◆ What is expected ◆
From the entries below, copy every line holding the word "estimado".

---------- Record extracts ----------

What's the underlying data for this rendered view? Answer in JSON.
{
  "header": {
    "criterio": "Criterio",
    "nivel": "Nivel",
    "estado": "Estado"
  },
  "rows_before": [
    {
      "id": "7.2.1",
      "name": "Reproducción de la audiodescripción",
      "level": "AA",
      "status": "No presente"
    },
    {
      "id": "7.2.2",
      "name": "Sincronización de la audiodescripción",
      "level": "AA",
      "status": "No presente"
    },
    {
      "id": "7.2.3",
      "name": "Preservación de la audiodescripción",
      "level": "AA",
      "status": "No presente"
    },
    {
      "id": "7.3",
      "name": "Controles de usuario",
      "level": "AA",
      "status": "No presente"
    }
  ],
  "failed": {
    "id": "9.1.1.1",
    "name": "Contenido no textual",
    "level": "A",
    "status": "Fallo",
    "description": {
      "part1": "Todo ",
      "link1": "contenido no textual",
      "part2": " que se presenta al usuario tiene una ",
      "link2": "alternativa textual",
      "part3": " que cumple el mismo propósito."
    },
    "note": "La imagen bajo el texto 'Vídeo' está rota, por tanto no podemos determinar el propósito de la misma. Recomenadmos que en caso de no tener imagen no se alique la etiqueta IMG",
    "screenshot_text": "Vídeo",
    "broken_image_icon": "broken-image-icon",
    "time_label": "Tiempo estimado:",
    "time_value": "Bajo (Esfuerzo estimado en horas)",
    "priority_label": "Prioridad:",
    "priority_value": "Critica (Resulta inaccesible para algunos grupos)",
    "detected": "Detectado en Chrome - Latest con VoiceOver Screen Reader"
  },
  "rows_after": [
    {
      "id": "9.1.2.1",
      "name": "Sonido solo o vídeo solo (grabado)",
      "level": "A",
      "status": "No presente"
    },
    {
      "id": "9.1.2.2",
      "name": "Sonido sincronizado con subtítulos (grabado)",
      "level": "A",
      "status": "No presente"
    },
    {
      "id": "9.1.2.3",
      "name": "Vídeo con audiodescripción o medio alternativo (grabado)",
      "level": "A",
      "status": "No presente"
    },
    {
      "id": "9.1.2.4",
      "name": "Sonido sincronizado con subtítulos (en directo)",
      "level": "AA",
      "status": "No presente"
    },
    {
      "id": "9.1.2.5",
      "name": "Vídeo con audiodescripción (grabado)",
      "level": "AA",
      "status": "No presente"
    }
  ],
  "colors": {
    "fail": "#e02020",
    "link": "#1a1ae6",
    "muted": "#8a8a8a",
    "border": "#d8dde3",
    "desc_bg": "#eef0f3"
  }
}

----------

◆ Exercise response ◆
    "time_label": "Tiempo estimado:",
    "time_value": "Bajo (Esfuerzo estimado en horas)",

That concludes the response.